[start]

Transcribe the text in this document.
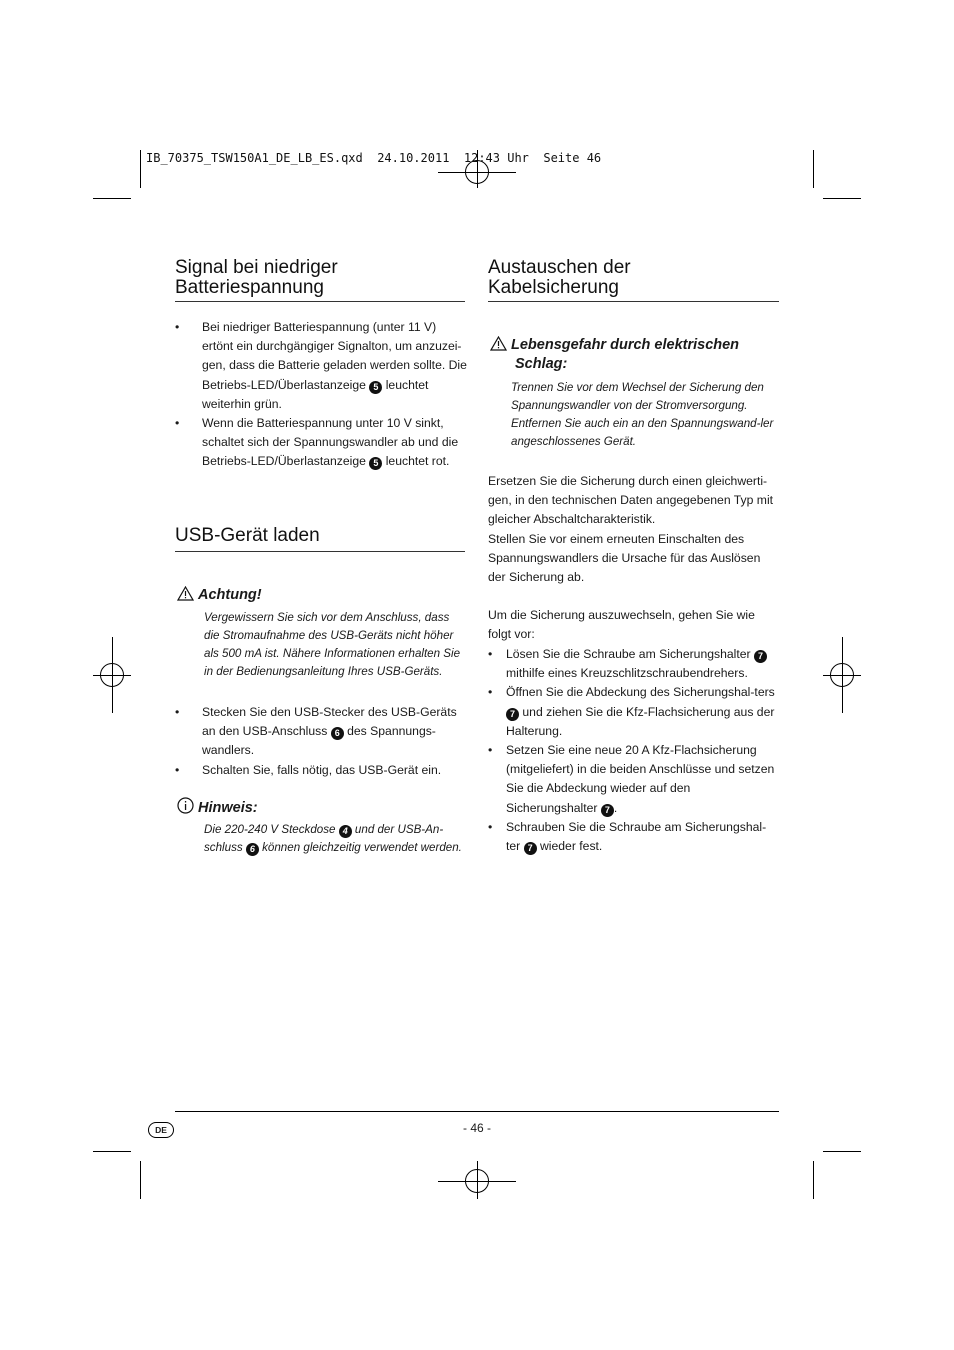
IB_70375_TSW150A1_DE_LB_ES.qxd  24.10.2011  12:43 Uhr  Seite 46
Signal bei niedriger
Batteriespannung
• Bei niedriger Batteriespannung (unter 11 V) ertönt ein durchgängiger Signalton, um anzuzei-gen, dass die Batterie geladen werden sollte. Die Betriebs-LED/Überlastanzeige 5 leuchtet weiterhin grün.
• Wenn die Batteriespannung unter 10 V sinkt, schaltet sich der Spannungswandler ab und die Betriebs-LED/Überlastanzeige 5 leuchtet rot.
USB-Gerät laden
Achtung!

Vergewissern Sie sich vor dem Anschluss, dass die Stromaufnahme des USB-Geräts nicht höher als 500 mA ist. Nähere Informationen erhalten Sie in der Bedienungsanleitung Ihres USB-Geräts.

• Stecken Sie den USB-Stecker des USB-Geräts an den USB-Anschluss 6 des Spannungs-wandlers.
• Schalten Sie, falls nötig, das USB-Gerät ein.
Hinweis:

Die 220-240 V Steckdose 4 und der USB-An-schluss 6 können gleichzeitig verwendet werden.

Austauschen der
Kabelsicherung
Lebensgefahr durch elektrischen
Schlag:

Trennen Sie vor dem Wechsel der Sicherung den Spannungswandler von der Stromversorgung. Entfernen Sie auch ein an den Spannungswand-ler angeschlossenes Gerät.

Ersetzen Sie die Sicherung durch einen gleichwerti-gen, in den technischen Daten angegebenen Typ mit gleicher Abschaltcharakteristik.

Stellen Sie vor einem erneuten Einschalten des Spannungswandlers die Ursache für das Auslösen der Sicherung ab.

Um die Sicherung auszuwechseln, gehen Sie wie folgt vor:

• Lösen Sie die Schraube am Sicherungshalter 7 mithilfe eines Kreuzschlitzschraubendrehers.
• Öffnen Sie die Abdeckung des Sicherungshal-ters 7 und ziehen Sie die Kfz-Flachsicherung aus der Halterung.
• Setzen Sie eine neue 20 A Kfz-Flachsicherung (mitgeliefert) in die beiden Anschlüsse und setzen Sie die Abdeckung wieder auf den Sicherungshalter 7 .
• Schrauben Sie die Schraube am Sicherungshal-ter 7 wieder fest.
DE	- 46 -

[end]

#### What is asked
Provide the count, and nothing else, of lines in the data above where the word "Schraube" occurs.

#### The answer
2